#### [Written instruction]
Report the count of lines below in which the string "models" occurs; include nothing else.

#### [Entries]
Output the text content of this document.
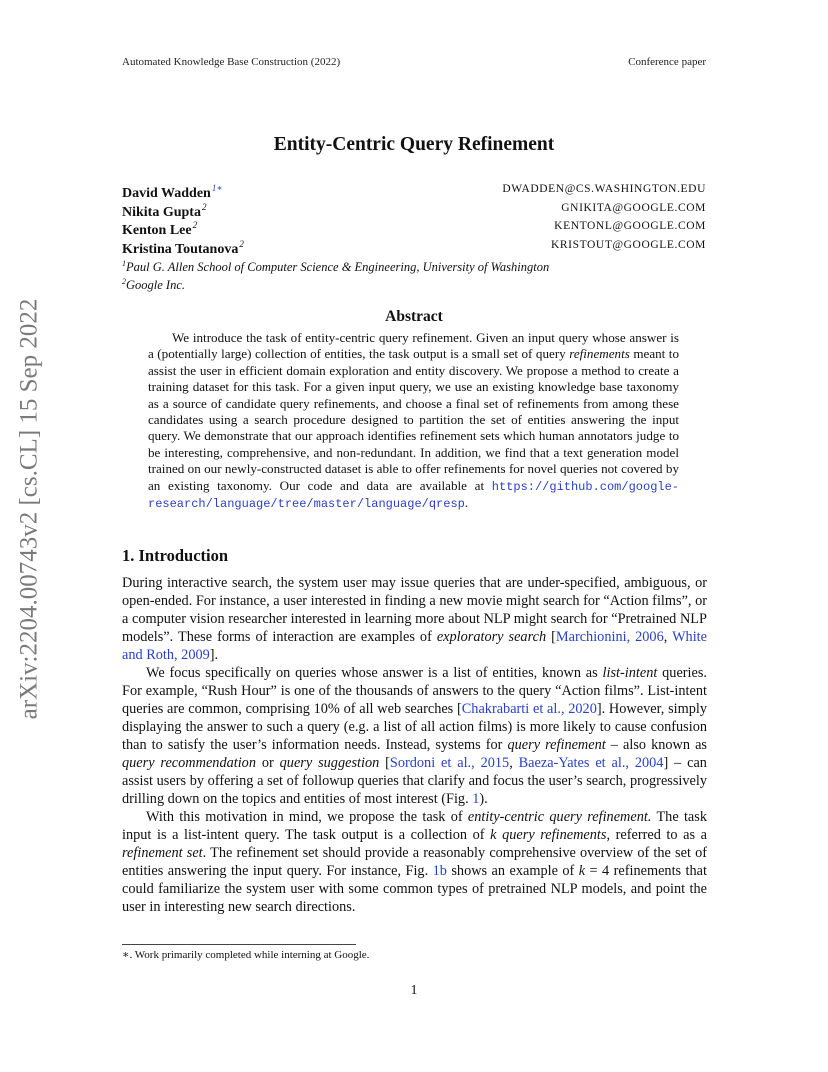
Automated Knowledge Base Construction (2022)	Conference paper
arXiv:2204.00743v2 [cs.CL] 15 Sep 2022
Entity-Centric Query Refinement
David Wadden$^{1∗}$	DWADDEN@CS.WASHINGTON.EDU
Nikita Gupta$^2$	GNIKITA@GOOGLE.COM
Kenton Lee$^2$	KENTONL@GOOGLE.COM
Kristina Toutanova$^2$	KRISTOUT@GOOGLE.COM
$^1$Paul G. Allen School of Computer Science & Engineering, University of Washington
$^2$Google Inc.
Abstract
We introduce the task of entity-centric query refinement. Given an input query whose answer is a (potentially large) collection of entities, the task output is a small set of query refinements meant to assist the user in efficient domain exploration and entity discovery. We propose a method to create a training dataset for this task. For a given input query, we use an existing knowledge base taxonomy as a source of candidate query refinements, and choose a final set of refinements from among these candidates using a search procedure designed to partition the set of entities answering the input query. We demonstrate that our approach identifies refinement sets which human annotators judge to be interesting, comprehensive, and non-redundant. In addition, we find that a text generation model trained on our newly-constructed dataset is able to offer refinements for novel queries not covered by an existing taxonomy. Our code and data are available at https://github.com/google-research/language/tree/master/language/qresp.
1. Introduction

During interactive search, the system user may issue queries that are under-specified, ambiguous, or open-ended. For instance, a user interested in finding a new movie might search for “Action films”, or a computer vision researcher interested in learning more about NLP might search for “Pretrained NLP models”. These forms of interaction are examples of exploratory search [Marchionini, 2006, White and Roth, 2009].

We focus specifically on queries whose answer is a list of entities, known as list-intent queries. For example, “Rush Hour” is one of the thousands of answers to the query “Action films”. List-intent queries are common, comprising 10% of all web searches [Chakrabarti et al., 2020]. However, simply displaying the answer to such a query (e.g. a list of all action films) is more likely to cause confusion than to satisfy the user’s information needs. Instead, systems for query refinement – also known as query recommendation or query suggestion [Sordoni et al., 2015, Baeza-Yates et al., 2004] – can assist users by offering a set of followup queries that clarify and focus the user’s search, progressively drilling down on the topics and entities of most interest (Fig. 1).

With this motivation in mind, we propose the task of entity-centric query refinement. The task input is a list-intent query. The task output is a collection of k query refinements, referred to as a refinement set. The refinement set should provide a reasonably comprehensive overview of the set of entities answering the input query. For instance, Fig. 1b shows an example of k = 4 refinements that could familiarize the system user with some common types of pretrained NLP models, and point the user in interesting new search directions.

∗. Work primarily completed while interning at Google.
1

#### [The response]
2